[Goal] Return the entries below verbatim. Pictures stay out.

___ Entries supplied ___

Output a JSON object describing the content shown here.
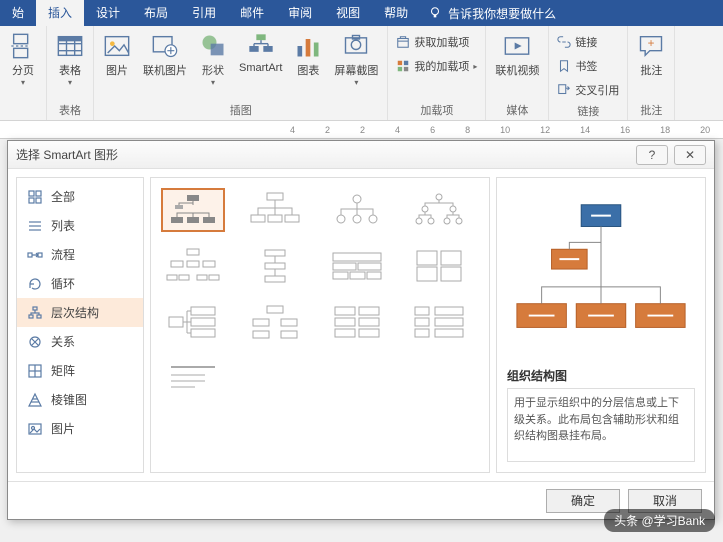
{
  "ribbon": {
    "tabs": [
      "始",
      "插入",
      "设计",
      "布局",
      "引用",
      "邮件",
      "审阅",
      "视图",
      "帮助"
    ],
    "active_tab": "插入",
    "tell_me": "告诉我你想要做什么",
    "groups": {
      "pages": {
        "label": "",
        "items": {
          "page_break": "分页"
        }
      },
      "tables": {
        "label": "表格",
        "items": {
          "table": "表格"
        }
      },
      "illustrations": {
        "label": "插图",
        "items": {
          "picture": "图片",
          "online_pic": "联机图片",
          "shapes": "形状",
          "smartart": "SmartArt",
          "chart": "图表",
          "screenshot": "屏幕截图"
        }
      },
      "addins": {
        "label": "加载项",
        "items": {
          "get": "获取加载项",
          "my": "我的加载项"
        }
      },
      "media": {
        "label": "媒体",
        "items": {
          "video": "联机视频"
        }
      },
      "links": {
        "label": "链接",
        "items": {
          "link": "链接",
          "bookmark": "书签",
          "crossref": "交叉引用"
        }
      },
      "comments": {
        "label": "批注",
        "items": {
          "comment": "批注"
        }
      }
    }
  },
  "ruler": {
    "marks": [
      "4",
      "2",
      "2",
      "4",
      "6",
      "8",
      "10",
      "12",
      "14",
      "16",
      "18",
      "20"
    ]
  },
  "dialog": {
    "title": "选择 SmartArt 图形",
    "help": "?",
    "close": "✕",
    "categories": [
      {
        "key": "all",
        "label": "全部"
      },
      {
        "key": "list",
        "label": "列表"
      },
      {
        "key": "process",
        "label": "流程"
      },
      {
        "key": "cycle",
        "label": "循环"
      },
      {
        "key": "hierarchy",
        "label": "层次结构"
      },
      {
        "key": "relationship",
        "label": "关系"
      },
      {
        "key": "matrix",
        "label": "矩阵"
      },
      {
        "key": "pyramid",
        "label": "棱锥图"
      },
      {
        "key": "picture",
        "label": "图片"
      }
    ],
    "selected_category": "hierarchy",
    "preview": {
      "title": "组织结构图",
      "desc": "用于显示组织中的分层信息或上下级关系。此布局包含辅助形状和组织结构图悬挂布局。"
    },
    "buttons": {
      "ok": "确定",
      "cancel": "取消"
    }
  },
  "watermark": "头条 @学习Bank"
}
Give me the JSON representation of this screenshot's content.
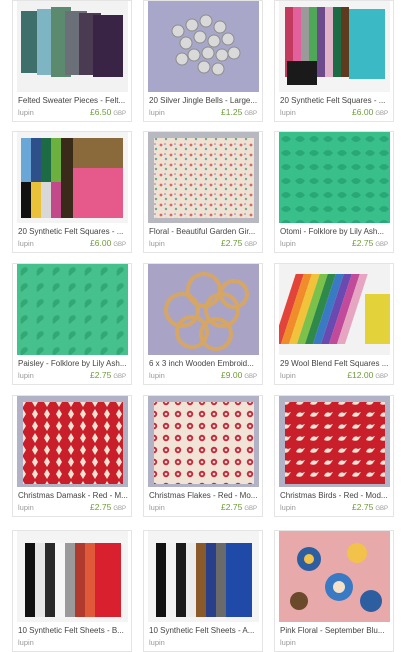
{
  "listings": [
    {
      "title": "Felted Sweater Pieces - Felt...",
      "shop": "lupin",
      "price": "£6.50",
      "currency": "GBP",
      "image": "felted-sweater-pieces"
    },
    {
      "title": "20 Silver Jingle Bells - Large...",
      "shop": "lupin",
      "price": "£1.25",
      "currency": "GBP",
      "image": "silver-jingle-bells"
    },
    {
      "title": "20 Synthetic Felt Squares - ...",
      "shop": "lupin",
      "price": "£6.00",
      "currency": "GBP",
      "image": "synthetic-felt-squares"
    },
    {
      "title": "20 Synthetic Felt Squares - ...",
      "shop": "lupin",
      "price": "£6.00",
      "currency": "GBP",
      "image": "synthetic-felt-squares-bright"
    },
    {
      "title": "Floral - Beautiful Garden Gir...",
      "shop": "lupin",
      "price": "£2.75",
      "currency": "GBP",
      "image": "floral-fabric"
    },
    {
      "title": "Otomi - Folklore by Lily Ash...",
      "shop": "lupin",
      "price": "£2.75",
      "currency": "GBP",
      "image": "otomi-green-fabric"
    },
    {
      "title": "Paisley - Folklore by Lily Ash...",
      "shop": "lupin",
      "price": "£2.75",
      "currency": "GBP",
      "image": "paisley-green-fabric"
    },
    {
      "title": "6 x 3 inch Wooden Embroid...",
      "shop": "lupin",
      "price": "£9.00",
      "currency": "GBP",
      "image": "wooden-embroidery-hoops"
    },
    {
      "title": "29 Wool Blend Felt Squares ...",
      "shop": "lupin",
      "price": "£12.00",
      "currency": "GBP",
      "image": "wool-blend-felt-squares"
    },
    {
      "title": "Christmas Damask - Red - M...",
      "shop": "lupin",
      "price": "£2.75",
      "currency": "GBP",
      "image": "christmas-damask-red"
    },
    {
      "title": "Christmas Flakes - Red - Mo...",
      "shop": "lupin",
      "price": "£2.75",
      "currency": "GBP",
      "image": "christmas-flakes-red"
    },
    {
      "title": "Christmas Birds - Red - Mod...",
      "shop": "lupin",
      "price": "£2.75",
      "currency": "GBP",
      "image": "christmas-birds-red"
    },
    {
      "title": "10 Synthetic Felt Sheets - B...",
      "shop": "lupin",
      "price": "",
      "currency": "",
      "image": "felt-sheets-black"
    },
    {
      "title": "10 Synthetic Felt Sheets - A...",
      "shop": "lupin",
      "price": "",
      "currency": "",
      "image": "felt-sheets-assorted"
    },
    {
      "title": "Pink Floral - September Blu...",
      "shop": "lupin",
      "price": "",
      "currency": "",
      "image": "pink-floral-fabric"
    }
  ],
  "colors": {
    "price": "#6e9c3a",
    "shop": "#999999",
    "title": "#444444",
    "border": "#e4e4e4"
  }
}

___

[Written answer]
Output a JSON object describing the content shown here.
{
  "ribbon": {
    "tabs": [
      "始",
      "插入",
      "设计",
      "布局",
      "引用",
      "邮件",
      "审阅",
      "视图",
      "帮助"
    ],
    "active_tab": "插入",
    "tell_me": "告诉我你想要做什么",
    "groups": {
      "pages": {
        "label": "",
        "items": {
          "page_break": "分页"
        }
      },
      "tables": {
        "label": "表格",
        "items": {
          "table": "表格"
        }
      },
      "illustrations": {
        "label": "插图",
        "items": {
          "picture": "图片",
          "online_pic": "联机图片",
          "shapes": "形状",
          "smartart": "SmartArt",
          "chart": "图表",
          "screenshot": "屏幕截图"
        }
      },
      "addins": {
        "label": "加载项",
        "items": {
          "get": "获取加载项",
          "my": "我的加载项"
        }
      },
      "media": {
        "label": "媒体",
        "items": {
          "video": "联机视频"
        }
      },
      "links": {
        "label": "链接",
        "items": {
          "link": "链接",
          "bookmark": "书签",
          "crossref": "交叉引用"
        }
      },
      "comments": {
        "label": "批注",
        "items": {
          "comment": "批注"
        }
      }
    }
  },
  "ruler": {
    "marks": [
      "4",
      "2",
      "2",
      "4",
      "6",
      "8",
      "10",
      "12",
      "14",
      "16",
      "18",
      "20"
    ]
  },
  "dialog": {
    "title": "选择 SmartArt 图形",
    "help": "?",
    "close": "✕",
    "categories": [
      {
        "key": "all",
        "label": "全部"
      },
      {
        "key": "list",
        "label": "列表"
      },
      {
        "key": "process",
        "label": "流程"
      },
      {
        "key": "cycle",
        "label": "循环"
      },
      {
        "key": "hierarchy",
        "label": "层次结构"
      },
      {
        "key": "relationship",
        "label": "关系"
      },
      {
        "key": "matrix",
        "label": "矩阵"
      },
      {
        "key": "pyramid",
        "label": "棱锥图"
      },
      {
        "key": "picture",
        "label": "图片"
      }
    ],
    "selected_category": "hierarchy",
    "preview": {
      "title": "组织结构图",
      "desc": "用于显示组织中的分层信息或上下级关系。此布局包含辅助形状和组织结构图悬挂布局。"
    },
    "buttons": {
      "ok": "确定",
      "cancel": "取消"
    }
  },
  "watermark": "头条 @学习Bank"
}
Give me the JSON representation of this screenshot's content.
{
  "listings": [
    {
      "title": "Felted Sweater Pieces - Felt...",
      "shop": "lupin",
      "price": "£6.50",
      "currency": "GBP",
      "image": "felted-sweater-pieces"
    },
    {
      "title": "20 Silver Jingle Bells - Large...",
      "shop": "lupin",
      "price": "£1.25",
      "currency": "GBP",
      "image": "silver-jingle-bells"
    },
    {
      "title": "20 Synthetic Felt Squares - ...",
      "shop": "lupin",
      "price": "£6.00",
      "currency": "GBP",
      "image": "synthetic-felt-squares"
    },
    {
      "title": "20 Synthetic Felt Squares - ...",
      "shop": "lupin",
      "price": "£6.00",
      "currency": "GBP",
      "image": "synthetic-felt-squares-bright"
    },
    {
      "title": "Floral - Beautiful Garden Gir...",
      "shop": "lupin",
      "price": "£2.75",
      "currency": "GBP",
      "image": "floral-fabric"
    },
    {
      "title": "Otomi - Folklore by Lily Ash...",
      "shop": "lupin",
      "price": "£2.75",
      "currency": "GBP",
      "image": "otomi-green-fabric"
    },
    {
      "title": "Paisley - Folklore by Lily Ash...",
      "shop": "lupin",
      "price": "£2.75",
      "currency": "GBP",
      "image": "paisley-green-fabric"
    },
    {
      "title": "6 x 3 inch Wooden Embroid...",
      "shop": "lupin",
      "price": "£9.00",
      "currency": "GBP",
      "image": "wooden-embroidery-hoops"
    },
    {
      "title": "29 Wool Blend Felt Squares ...",
      "shop": "lupin",
      "price": "£12.00",
      "currency": "GBP",
      "image": "wool-blend-felt-squares"
    },
    {
      "title": "Christmas Damask - Red - M...",
      "shop": "lupin",
      "price": "£2.75",
      "currency": "GBP",
      "image": "christmas-damask-red"
    },
    {
      "title": "Christmas Flakes - Red - Mo...",
      "shop": "lupin",
      "price": "£2.75",
      "currency": "GBP",
      "image": "christmas-flakes-red"
    },
    {
      "title": "Christmas Birds - Red - Mod...",
      "shop": "lupin",
      "price": "£2.75",
      "currency": "GBP",
      "image": "christmas-birds-red"
    },
    {
      "title": "10 Synthetic Felt Sheets - B...",
      "shop": "lupin",
      "price": "",
      "currency": "",
      "image": "felt-sheets-black"
    },
    {
      "title": "10 Synthetic Felt Sheets - A...",
      "shop": "lupin",
      "price": "",
      "currency": "",
      "image": "felt-sheets-assorted"
    },
    {
      "title": "Pink Floral - September Blu...",
      "shop": "lupin",
      "price": "",
      "currency": "",
      "image": "pink-floral-fabric"
    }
  ],
  "colors": {
    "price": "#6e9c3a",
    "shop": "#999999",
    "title": "#444444",
    "border": "#e4e4e4"
  }
}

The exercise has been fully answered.